Data extract:
--

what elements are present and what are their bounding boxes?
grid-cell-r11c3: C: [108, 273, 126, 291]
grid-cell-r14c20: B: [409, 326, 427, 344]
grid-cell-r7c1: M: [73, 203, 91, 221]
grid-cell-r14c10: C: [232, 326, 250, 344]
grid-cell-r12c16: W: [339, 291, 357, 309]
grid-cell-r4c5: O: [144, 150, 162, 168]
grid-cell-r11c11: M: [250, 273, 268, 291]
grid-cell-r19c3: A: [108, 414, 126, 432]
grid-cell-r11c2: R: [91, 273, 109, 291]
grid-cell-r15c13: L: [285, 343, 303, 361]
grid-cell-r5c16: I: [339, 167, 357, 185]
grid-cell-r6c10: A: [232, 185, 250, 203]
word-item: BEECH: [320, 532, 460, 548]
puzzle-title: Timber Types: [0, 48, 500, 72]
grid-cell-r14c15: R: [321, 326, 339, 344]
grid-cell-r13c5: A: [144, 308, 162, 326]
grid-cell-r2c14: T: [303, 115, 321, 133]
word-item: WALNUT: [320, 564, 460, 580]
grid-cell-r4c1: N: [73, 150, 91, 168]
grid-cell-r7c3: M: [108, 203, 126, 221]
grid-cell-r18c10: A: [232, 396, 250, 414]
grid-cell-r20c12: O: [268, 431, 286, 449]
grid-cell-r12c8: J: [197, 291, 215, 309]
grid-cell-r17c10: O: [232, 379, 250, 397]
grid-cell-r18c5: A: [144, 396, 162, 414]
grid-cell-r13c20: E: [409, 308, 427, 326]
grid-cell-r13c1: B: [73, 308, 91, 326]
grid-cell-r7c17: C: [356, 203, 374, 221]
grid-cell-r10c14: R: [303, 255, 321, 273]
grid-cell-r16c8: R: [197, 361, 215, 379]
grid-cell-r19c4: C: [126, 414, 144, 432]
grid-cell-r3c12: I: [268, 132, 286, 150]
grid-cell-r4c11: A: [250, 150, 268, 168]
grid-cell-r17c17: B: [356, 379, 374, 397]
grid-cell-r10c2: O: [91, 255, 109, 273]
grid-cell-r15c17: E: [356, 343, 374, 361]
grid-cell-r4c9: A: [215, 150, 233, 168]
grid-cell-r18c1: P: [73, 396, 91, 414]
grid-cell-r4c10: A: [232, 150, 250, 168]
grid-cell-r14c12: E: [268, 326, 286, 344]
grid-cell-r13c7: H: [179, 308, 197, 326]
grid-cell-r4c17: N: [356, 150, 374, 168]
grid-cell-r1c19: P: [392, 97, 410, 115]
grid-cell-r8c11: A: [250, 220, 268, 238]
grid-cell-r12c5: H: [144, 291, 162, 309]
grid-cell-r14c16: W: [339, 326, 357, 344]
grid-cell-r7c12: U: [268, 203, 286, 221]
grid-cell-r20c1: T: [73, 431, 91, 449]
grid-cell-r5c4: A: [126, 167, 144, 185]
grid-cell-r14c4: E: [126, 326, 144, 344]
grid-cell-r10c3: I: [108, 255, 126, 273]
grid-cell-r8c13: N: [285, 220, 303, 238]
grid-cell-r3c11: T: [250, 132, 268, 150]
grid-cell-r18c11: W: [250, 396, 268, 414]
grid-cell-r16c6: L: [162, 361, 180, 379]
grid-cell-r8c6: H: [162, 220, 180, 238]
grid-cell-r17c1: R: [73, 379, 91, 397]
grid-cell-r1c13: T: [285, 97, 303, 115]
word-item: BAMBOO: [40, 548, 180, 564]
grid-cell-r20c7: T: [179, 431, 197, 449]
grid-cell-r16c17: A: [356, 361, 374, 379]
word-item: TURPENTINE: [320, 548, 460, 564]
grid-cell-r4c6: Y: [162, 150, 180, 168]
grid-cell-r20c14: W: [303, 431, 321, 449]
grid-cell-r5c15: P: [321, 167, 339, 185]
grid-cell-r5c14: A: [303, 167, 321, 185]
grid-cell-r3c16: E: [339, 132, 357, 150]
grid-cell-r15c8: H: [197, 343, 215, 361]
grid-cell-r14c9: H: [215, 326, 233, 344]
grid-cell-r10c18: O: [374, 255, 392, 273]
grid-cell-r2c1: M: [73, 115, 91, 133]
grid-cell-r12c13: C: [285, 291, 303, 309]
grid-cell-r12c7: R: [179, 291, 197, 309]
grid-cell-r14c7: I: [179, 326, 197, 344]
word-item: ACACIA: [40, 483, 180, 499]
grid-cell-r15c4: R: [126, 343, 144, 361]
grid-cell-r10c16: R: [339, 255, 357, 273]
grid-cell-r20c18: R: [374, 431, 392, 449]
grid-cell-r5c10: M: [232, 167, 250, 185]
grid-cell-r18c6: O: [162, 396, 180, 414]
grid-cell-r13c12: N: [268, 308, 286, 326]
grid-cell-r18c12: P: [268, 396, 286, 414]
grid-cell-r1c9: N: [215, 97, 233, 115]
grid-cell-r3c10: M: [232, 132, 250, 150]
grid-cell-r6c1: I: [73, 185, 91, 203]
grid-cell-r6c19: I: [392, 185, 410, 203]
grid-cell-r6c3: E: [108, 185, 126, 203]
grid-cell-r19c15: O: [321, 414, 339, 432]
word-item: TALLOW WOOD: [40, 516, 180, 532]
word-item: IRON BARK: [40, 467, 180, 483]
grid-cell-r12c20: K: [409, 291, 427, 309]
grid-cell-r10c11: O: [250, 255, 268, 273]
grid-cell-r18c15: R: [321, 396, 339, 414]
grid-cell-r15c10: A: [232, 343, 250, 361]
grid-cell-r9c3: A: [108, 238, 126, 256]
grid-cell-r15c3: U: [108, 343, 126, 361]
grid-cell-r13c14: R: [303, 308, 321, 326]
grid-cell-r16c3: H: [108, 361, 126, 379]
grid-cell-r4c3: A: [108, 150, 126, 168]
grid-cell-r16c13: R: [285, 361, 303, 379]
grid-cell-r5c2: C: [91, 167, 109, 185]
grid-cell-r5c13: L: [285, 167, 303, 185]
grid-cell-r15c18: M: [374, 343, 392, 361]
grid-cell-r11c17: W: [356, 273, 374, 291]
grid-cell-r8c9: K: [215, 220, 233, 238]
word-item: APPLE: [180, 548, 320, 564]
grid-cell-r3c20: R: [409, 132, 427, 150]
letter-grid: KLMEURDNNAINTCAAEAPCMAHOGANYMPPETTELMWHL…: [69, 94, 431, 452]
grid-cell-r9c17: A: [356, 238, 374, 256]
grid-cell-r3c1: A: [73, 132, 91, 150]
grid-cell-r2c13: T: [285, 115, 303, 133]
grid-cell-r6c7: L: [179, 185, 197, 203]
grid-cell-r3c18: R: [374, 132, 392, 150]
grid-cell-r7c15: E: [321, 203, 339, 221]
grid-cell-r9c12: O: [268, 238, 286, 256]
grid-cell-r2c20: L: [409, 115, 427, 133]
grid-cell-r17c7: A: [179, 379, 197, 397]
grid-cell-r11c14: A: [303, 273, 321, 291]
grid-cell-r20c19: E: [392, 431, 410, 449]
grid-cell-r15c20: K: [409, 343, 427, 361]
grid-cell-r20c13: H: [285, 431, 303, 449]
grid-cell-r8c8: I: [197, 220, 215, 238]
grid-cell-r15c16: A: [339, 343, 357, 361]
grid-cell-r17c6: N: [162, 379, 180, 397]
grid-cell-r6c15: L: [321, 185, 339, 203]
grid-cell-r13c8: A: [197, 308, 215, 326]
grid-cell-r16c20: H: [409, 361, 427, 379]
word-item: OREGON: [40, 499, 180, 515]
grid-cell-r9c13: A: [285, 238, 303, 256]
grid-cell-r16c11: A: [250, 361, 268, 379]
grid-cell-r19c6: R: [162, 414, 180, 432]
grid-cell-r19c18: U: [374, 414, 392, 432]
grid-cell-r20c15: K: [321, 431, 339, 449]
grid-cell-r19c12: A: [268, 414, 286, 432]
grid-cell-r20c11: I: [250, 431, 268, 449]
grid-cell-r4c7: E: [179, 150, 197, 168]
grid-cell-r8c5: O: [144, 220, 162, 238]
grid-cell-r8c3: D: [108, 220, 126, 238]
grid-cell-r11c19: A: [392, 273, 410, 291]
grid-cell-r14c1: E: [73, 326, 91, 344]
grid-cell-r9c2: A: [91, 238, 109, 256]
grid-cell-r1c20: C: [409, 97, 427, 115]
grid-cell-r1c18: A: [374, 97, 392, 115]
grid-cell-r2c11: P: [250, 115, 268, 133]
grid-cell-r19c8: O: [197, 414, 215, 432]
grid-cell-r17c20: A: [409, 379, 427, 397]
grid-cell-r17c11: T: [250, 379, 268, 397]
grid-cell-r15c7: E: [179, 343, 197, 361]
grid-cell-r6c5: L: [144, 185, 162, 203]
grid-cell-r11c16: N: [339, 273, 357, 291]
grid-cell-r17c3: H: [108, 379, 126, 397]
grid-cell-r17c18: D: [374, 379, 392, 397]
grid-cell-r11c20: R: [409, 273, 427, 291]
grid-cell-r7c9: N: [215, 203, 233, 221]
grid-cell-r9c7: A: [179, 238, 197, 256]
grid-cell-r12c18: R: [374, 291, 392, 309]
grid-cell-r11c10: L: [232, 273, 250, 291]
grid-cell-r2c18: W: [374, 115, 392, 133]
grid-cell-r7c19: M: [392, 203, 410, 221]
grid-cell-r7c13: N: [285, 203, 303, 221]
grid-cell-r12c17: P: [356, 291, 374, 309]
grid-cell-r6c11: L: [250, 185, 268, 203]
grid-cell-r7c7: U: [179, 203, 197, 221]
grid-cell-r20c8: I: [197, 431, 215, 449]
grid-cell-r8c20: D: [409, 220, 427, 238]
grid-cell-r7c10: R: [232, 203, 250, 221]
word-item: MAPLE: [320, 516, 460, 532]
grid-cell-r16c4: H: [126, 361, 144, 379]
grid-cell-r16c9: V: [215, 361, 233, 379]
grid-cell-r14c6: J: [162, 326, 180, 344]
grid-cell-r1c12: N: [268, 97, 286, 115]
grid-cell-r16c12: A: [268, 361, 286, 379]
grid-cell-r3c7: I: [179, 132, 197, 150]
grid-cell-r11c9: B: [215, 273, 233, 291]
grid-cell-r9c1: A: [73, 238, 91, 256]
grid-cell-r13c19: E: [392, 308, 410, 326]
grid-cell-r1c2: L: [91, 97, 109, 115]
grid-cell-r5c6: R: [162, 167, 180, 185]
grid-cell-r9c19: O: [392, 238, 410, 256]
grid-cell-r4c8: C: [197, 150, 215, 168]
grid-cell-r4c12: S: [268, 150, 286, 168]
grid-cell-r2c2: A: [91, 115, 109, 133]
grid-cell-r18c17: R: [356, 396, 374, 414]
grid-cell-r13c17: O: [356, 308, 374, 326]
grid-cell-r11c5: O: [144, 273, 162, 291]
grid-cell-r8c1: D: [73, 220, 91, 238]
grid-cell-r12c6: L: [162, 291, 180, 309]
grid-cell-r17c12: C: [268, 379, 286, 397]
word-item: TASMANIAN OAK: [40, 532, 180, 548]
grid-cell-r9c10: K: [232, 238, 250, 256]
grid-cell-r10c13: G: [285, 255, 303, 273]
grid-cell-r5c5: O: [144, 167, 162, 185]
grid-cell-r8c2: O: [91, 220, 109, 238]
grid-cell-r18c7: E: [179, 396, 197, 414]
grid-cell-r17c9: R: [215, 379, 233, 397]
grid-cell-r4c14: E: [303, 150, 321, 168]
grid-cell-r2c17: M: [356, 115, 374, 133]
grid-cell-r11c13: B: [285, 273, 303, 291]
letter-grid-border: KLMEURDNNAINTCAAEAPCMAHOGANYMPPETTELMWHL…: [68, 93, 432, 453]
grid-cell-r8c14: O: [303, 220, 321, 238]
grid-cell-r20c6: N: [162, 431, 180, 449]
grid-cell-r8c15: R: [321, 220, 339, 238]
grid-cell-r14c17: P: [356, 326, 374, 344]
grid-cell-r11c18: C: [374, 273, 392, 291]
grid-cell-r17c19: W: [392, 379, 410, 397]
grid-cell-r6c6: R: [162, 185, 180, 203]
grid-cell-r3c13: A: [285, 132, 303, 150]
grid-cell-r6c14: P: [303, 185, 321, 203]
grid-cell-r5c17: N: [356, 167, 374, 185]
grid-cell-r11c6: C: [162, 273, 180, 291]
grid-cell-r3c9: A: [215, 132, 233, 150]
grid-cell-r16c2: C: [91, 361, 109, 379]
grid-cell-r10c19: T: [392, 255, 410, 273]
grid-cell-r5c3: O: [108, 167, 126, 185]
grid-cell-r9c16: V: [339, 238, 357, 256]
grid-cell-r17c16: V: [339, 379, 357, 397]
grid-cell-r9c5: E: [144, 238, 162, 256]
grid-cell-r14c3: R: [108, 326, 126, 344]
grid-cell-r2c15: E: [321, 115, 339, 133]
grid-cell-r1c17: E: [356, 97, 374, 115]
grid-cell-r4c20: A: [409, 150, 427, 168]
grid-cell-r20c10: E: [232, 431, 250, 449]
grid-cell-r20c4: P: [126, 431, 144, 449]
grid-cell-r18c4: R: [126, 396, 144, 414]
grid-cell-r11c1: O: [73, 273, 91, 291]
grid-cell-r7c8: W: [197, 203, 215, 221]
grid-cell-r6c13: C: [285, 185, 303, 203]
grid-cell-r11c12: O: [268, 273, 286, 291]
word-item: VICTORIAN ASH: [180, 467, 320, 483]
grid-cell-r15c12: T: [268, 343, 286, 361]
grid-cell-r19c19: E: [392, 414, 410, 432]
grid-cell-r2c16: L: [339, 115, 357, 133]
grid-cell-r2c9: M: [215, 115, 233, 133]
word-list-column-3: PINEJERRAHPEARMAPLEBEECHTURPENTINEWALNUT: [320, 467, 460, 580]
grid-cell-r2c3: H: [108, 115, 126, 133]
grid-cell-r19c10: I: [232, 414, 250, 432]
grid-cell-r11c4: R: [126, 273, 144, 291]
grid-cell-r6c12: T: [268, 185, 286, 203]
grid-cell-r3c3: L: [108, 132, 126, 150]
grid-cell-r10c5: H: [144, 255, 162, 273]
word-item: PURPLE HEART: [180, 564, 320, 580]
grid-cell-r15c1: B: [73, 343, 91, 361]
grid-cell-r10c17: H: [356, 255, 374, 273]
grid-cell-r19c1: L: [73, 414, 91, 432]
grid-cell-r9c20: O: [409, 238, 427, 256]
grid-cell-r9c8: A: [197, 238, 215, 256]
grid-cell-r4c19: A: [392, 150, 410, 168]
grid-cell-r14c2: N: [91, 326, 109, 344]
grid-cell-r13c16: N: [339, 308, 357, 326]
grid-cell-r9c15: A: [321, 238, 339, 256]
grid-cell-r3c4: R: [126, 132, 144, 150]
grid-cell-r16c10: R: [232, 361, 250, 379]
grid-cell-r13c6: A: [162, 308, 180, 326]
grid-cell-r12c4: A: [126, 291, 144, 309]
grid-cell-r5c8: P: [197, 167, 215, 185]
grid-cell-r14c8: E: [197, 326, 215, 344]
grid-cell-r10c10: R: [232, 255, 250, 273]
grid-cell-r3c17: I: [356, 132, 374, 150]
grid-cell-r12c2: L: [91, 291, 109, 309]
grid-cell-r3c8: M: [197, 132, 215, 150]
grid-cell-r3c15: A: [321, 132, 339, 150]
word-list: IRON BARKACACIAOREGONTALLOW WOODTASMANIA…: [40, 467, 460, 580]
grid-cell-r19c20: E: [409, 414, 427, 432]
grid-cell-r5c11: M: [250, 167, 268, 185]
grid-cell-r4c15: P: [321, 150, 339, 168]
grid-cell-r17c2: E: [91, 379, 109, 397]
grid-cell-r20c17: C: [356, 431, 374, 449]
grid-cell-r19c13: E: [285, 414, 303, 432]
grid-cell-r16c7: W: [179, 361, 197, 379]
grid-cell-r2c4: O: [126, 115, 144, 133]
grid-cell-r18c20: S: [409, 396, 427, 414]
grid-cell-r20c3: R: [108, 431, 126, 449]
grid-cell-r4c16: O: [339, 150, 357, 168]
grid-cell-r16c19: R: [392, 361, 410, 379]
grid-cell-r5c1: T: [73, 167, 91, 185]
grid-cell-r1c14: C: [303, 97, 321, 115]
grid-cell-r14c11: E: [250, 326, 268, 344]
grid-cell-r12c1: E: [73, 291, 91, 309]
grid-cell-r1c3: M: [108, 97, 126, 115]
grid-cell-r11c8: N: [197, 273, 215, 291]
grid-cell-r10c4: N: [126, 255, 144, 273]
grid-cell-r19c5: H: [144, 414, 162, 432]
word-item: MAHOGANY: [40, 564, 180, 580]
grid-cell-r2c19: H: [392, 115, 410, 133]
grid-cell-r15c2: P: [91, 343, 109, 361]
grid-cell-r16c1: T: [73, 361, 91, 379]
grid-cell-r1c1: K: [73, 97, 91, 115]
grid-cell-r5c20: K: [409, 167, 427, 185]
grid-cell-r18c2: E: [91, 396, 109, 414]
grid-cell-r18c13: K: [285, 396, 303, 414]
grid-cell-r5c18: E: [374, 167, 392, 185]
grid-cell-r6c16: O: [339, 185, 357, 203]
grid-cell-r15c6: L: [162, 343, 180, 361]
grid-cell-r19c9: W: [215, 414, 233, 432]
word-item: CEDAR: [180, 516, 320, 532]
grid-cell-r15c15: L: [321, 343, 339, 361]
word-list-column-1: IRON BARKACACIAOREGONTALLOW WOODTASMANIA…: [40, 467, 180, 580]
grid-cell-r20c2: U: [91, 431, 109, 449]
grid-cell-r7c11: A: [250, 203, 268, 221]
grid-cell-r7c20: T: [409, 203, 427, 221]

--

Put the data, starting at its first line and ending at the line that contains "grid-cell-r10c2: O: [91, 255, 109, 273]" (both ends included), into a Markdown table with a Row column for the line number and a Data Line column for the line itself. Leave out blank lines.

Correct result:
| Row | Data Line |
|---|---|
| 1 | what elements are present and what are their bounding boxes? |
| 2 | grid-cell-r11c3: C: [108, 273, 126, 291] |
| 3 | grid-cell-r14c20: B: [409, 326, 427, 344] |
| 4 | grid-cell-r7c1: M: [73, 203, 91, 221] |
| 5 | grid-cell-r14c10: C: [232, 326, 250, 344] |
| 6 | grid-cell-r12c16: W: [339, 291, 357, 309] |
| 7 | grid-cell-r4c5: O: [144, 150, 162, 168] |
| 8 | grid-cell-r11c11: M: [250, 273, 268, 291] |
| 9 | grid-cell-r19c3: A: [108, 414, 126, 432] |
| 10 | grid-cell-r11c2: R: [91, 273, 109, 291] |
| 11 | grid-cell-r15c13: L: [285, 343, 303, 361] |
| 12 | grid-cell-r5c16: I: [339, 167, 357, 185] |
| 13 | grid-cell-r6c10: A: [232, 185, 250, 203] |
| 14 | word-item: BEECH: [320, 532, 460, 548] |
| 15 | puzzle-title: Timber Types: [0, 48, 500, 72] |
| 16 | grid-cell-r14c15: R: [321, 326, 339, 344] |
| 17 | grid-cell-r13c5: A: [144, 308, 162, 326] |
| 18 | grid-cell-r2c14: T: [303, 115, 321, 133] |
| 19 | word-item: WALNUT: [320, 564, 460, 580] |
| 20 | grid-cell-r4c1: N: [73, 150, 91, 168] |
| 21 | grid-cell-r7c3: M: [108, 203, 126, 221] |
| 22 | grid-cell-r18c10: A: [232, 396, 250, 414] |
| 23 | grid-cell-r20c12: O: [268, 431, 286, 449] |
| 24 | grid-cell-r12c8: J: [197, 291, 215, 309] |
| 25 | grid-cell-r17c10: O: [232, 379, 250, 397] |
| 26 | grid-cell-r18c5: A: [144, 396, 162, 414] |
| 27 | grid-cell-r13c20: E: [409, 308, 427, 326] |
| 28 | grid-cell-r13c1: B: [73, 308, 91, 326] |
| 29 | grid-cell-r7c17: C: [356, 203, 374, 221] |
| 30 | grid-cell-r10c14: R: [303, 255, 321, 273] |
| 31 | grid-cell-r16c8: R: [197, 361, 215, 379] |
| 32 | grid-cell-r19c4: C: [126, 414, 144, 432] |
| 33 | grid-cell-r3c12: I: [268, 132, 286, 150] |
| 34 | grid-cell-r4c11: A: [250, 150, 268, 168] |
| 35 | grid-cell-r17c17: B: [356, 379, 374, 397] |
| 36 | grid-cell-r10c2: O: [91, 255, 109, 273] |